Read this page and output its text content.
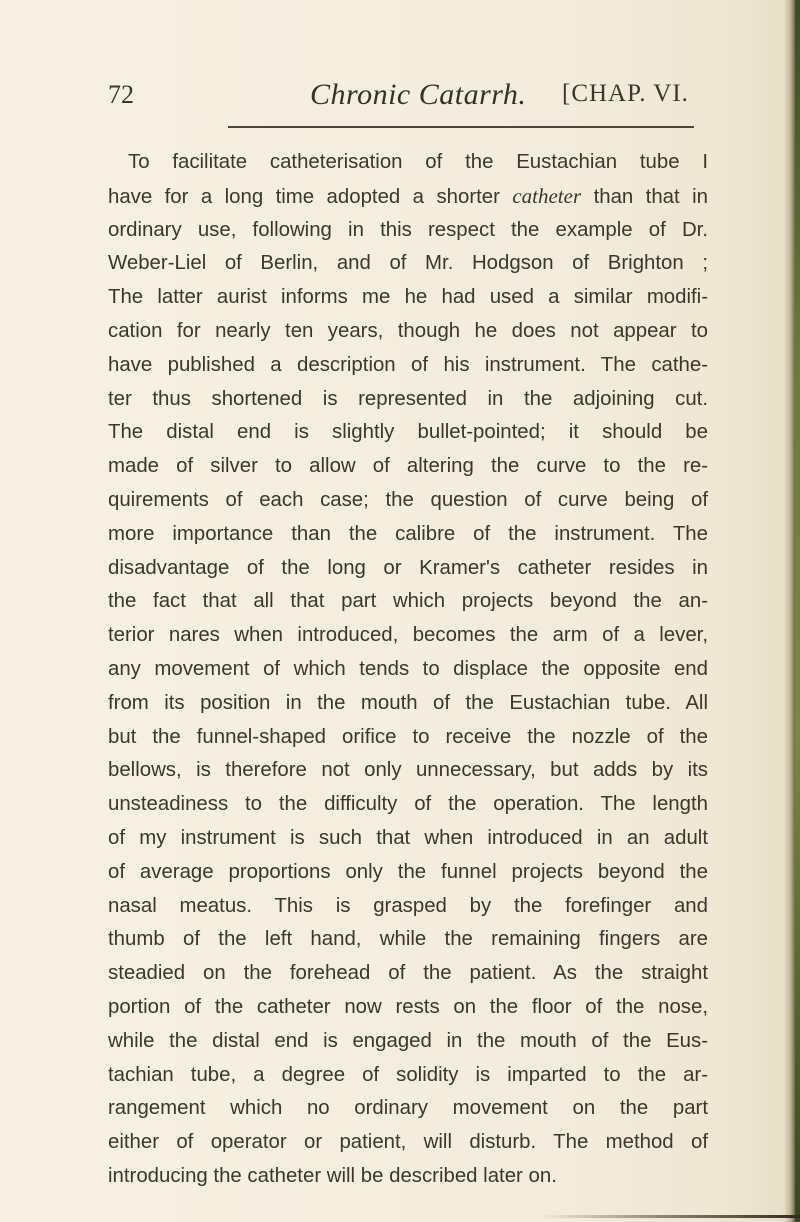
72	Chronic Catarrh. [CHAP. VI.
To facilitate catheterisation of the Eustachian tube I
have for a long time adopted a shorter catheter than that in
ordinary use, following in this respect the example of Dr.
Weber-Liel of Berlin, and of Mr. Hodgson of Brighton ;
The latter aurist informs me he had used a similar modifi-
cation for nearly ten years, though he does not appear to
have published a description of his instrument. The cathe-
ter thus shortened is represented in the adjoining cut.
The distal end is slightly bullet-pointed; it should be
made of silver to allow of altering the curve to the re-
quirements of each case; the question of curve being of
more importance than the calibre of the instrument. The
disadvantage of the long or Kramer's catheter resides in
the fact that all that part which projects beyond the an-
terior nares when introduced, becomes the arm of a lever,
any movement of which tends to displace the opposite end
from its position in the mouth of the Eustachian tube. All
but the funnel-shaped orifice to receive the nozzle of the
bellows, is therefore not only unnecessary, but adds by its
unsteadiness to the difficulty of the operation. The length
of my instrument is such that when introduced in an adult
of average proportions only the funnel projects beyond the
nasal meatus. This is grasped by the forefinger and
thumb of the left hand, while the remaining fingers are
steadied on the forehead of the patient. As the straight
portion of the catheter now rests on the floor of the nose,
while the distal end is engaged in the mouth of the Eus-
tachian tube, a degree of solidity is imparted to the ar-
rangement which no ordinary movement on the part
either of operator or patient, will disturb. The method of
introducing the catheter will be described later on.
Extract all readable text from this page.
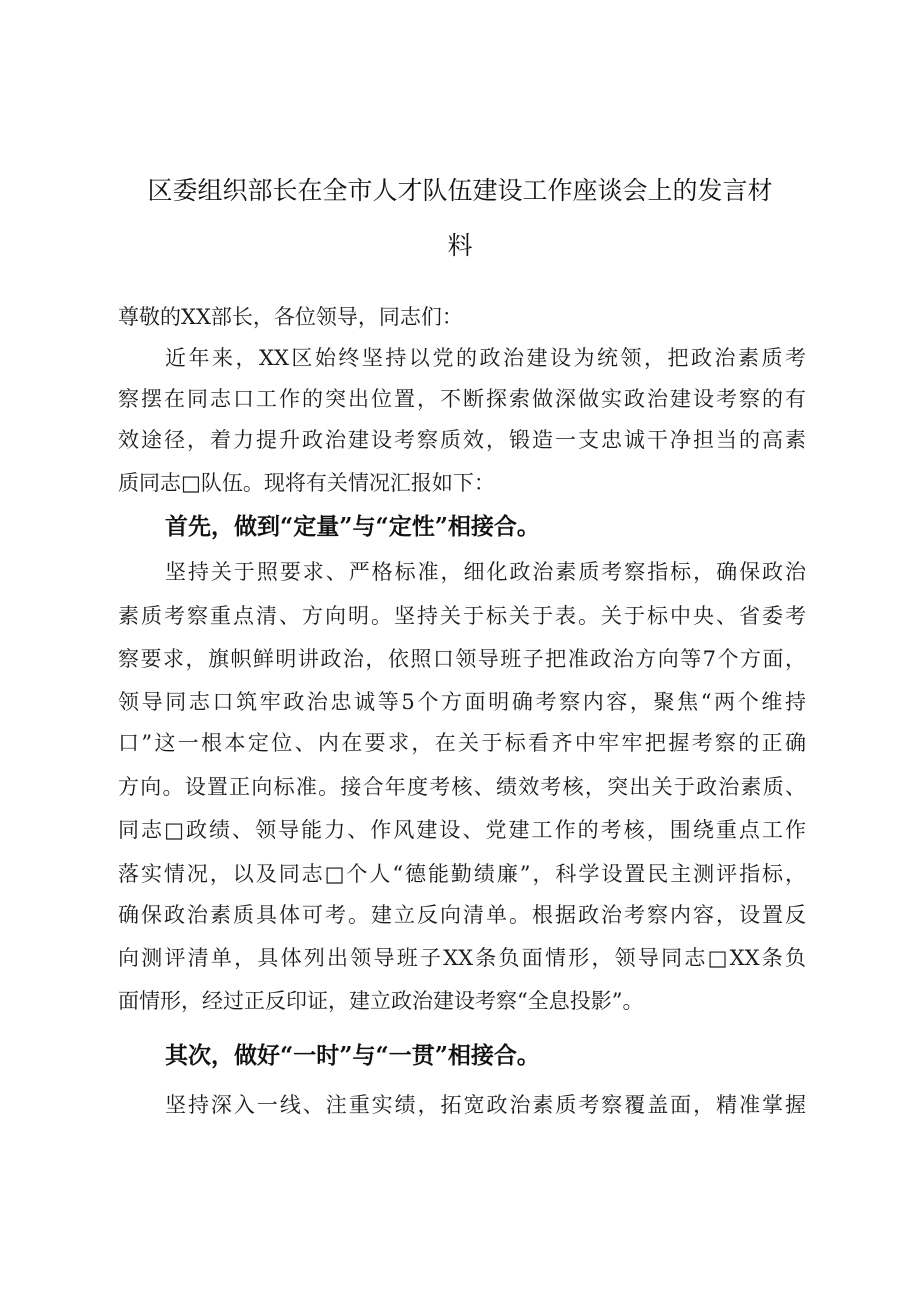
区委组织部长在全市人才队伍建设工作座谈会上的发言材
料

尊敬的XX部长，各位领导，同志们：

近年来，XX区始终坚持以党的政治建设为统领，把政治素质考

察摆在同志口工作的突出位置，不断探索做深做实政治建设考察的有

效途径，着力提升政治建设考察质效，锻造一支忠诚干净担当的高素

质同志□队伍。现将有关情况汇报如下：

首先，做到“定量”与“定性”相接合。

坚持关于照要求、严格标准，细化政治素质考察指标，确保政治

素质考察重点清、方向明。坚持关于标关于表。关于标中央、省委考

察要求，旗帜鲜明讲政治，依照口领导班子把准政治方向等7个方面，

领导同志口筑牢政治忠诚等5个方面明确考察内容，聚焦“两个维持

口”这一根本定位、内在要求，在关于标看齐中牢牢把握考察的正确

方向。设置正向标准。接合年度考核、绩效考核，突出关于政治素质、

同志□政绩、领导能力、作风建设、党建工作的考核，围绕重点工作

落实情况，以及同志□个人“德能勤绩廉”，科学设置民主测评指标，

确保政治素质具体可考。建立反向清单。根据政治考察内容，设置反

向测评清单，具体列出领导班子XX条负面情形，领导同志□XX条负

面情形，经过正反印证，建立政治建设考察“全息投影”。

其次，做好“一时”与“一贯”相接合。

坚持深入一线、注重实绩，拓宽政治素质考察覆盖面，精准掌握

====================

**Exercise goal:** Apart from the pictures, the entries above are to be repeated in full and exactly.

**Reply to the task:**
Read this page and output its text content.
72	Chronic Catarrh. [CHAP. VI.
To facilitate catheterisation of the Eustachian tube I
have for a long time adopted a shorter catheter than that in
ordinary use, following in this respect the example of Dr.
Weber-Liel of Berlin, and of Mr. Hodgson of Brighton ;
The latter aurist informs me he had used a similar modifi-
cation for nearly ten years, though he does not appear to
have published a description of his instrument. The cathe-
ter thus shortened is represented in the adjoining cut.
The distal end is slightly bullet-pointed; it should be
made of silver to allow of altering the curve to the re-
quirements of each case; the question of curve being of
more importance than the calibre of the instrument. The
disadvantage of the long or Kramer's catheter resides in
the fact that all that part which projects beyond the an-
terior nares when introduced, becomes the arm of a lever,
any movement of which tends to displace the opposite end
from its position in the mouth of the Eustachian tube. All
but the funnel-shaped orifice to receive the nozzle of the
bellows, is therefore not only unnecessary, but adds by its
unsteadiness to the difficulty of the operation. The length
of my instrument is such that when introduced in an adult
of average proportions only the funnel projects beyond the
nasal meatus. This is grasped by the forefinger and
thumb of the left hand, while the remaining fingers are
steadied on the forehead of the patient. As the straight
portion of the catheter now rests on the floor of the nose,
while the distal end is engaged in the mouth of the Eus-
tachian tube, a degree of solidity is imparted to the ar-
rangement which no ordinary movement on the part
either of operator or patient, will disturb. The method of
introducing the catheter will be described later on.
Extract all readable text from this page.
区委组织部长在全市人才队伍建设工作座谈会上的发言材
料

尊敬的XX部长，各位领导，同志们：

近年来，XX区始终坚持以党的政治建设为统领，把政治素质考

察摆在同志口工作的突出位置，不断探索做深做实政治建设考察的有

效途径，着力提升政治建设考察质效，锻造一支忠诚干净担当的高素

质同志□队伍。现将有关情况汇报如下：

首先，做到“定量”与“定性”相接合。

坚持关于照要求、严格标准，细化政治素质考察指标，确保政治

素质考察重点清、方向明。坚持关于标关于表。关于标中央、省委考

察要求，旗帜鲜明讲政治，依照口领导班子把准政治方向等7个方面，

领导同志口筑牢政治忠诚等5个方面明确考察内容，聚焦“两个维持

口”这一根本定位、内在要求，在关于标看齐中牢牢把握考察的正确

方向。设置正向标准。接合年度考核、绩效考核，突出关于政治素质、

同志□政绩、领导能力、作风建设、党建工作的考核，围绕重点工作

落实情况，以及同志□个人“德能勤绩廉”，科学设置民主测评指标，

确保政治素质具体可考。建立反向清单。根据政治考察内容，设置反

向测评清单，具体列出领导班子XX条负面情形，领导同志□XX条负

面情形，经过正反印证，建立政治建设考察“全息投影”。

其次，做好“一时”与“一贯”相接合。

坚持深入一线、注重实绩，拓宽政治素质考察覆盖面，精准掌握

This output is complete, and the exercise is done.